YOUR OBJECTIVE:
Filter the listing and keep only the lines with the word "ylabel".

┌─ ENTRIES SUPPLIED

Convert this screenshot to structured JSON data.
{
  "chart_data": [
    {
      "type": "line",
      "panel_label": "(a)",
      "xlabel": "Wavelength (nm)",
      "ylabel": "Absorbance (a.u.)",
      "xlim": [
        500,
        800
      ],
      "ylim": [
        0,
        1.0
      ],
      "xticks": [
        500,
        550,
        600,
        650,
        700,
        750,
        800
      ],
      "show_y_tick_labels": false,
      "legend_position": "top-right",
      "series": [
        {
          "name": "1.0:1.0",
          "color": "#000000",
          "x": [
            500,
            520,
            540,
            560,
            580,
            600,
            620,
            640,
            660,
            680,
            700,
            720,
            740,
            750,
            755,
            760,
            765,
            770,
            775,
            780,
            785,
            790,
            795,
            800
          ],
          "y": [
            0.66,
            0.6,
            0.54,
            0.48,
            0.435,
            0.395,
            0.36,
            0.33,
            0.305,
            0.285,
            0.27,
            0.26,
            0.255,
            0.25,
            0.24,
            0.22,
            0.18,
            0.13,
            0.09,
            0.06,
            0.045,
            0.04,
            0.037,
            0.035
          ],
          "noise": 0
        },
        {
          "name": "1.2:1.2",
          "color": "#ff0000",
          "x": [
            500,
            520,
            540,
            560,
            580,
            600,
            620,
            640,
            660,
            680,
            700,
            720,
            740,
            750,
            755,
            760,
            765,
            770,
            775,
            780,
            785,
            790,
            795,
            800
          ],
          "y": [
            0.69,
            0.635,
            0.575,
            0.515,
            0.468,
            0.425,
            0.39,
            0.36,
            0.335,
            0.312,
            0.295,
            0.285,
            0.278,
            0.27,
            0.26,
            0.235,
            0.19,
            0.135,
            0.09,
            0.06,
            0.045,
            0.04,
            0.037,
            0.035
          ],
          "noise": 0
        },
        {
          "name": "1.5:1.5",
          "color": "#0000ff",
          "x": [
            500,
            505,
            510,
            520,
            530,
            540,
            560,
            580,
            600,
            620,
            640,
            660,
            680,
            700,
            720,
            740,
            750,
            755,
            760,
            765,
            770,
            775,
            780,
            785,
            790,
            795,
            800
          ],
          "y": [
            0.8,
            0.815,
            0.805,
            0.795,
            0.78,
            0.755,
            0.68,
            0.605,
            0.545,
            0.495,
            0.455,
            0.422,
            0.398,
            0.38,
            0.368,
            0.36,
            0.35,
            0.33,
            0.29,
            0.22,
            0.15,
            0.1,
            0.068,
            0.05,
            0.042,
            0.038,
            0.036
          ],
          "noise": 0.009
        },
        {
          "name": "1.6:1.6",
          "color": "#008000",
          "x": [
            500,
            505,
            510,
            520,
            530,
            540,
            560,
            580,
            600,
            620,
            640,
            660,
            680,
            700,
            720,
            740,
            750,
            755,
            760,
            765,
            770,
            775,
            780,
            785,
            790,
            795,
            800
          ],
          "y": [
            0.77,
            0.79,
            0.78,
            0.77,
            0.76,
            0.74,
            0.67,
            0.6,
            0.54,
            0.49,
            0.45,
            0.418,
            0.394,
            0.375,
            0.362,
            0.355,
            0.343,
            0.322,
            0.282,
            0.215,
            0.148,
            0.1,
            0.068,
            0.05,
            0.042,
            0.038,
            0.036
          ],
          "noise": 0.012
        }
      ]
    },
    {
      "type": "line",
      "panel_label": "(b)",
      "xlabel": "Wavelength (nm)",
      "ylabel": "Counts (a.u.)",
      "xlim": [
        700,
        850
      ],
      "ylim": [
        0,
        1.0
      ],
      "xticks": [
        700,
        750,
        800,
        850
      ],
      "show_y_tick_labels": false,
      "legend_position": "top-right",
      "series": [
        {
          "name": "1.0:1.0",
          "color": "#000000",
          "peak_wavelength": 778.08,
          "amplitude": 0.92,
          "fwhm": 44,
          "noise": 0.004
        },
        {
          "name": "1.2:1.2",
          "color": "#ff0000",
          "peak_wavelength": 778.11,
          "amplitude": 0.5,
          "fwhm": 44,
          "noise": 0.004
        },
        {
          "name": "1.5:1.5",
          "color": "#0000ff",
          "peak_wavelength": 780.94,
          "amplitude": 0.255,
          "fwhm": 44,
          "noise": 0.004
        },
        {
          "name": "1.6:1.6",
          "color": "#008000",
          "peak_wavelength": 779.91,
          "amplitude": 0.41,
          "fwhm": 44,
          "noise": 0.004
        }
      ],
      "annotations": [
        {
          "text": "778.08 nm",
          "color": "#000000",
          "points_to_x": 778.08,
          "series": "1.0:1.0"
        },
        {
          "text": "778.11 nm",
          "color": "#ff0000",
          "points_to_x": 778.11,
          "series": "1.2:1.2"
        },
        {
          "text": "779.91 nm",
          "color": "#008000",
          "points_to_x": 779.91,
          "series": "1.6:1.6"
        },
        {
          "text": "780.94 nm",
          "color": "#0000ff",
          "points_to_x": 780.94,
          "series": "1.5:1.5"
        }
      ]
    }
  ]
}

└─

REPLY:
      "ylabel": "Absorbance (a.u.)",
      "ylabel": "Counts (a.u.)",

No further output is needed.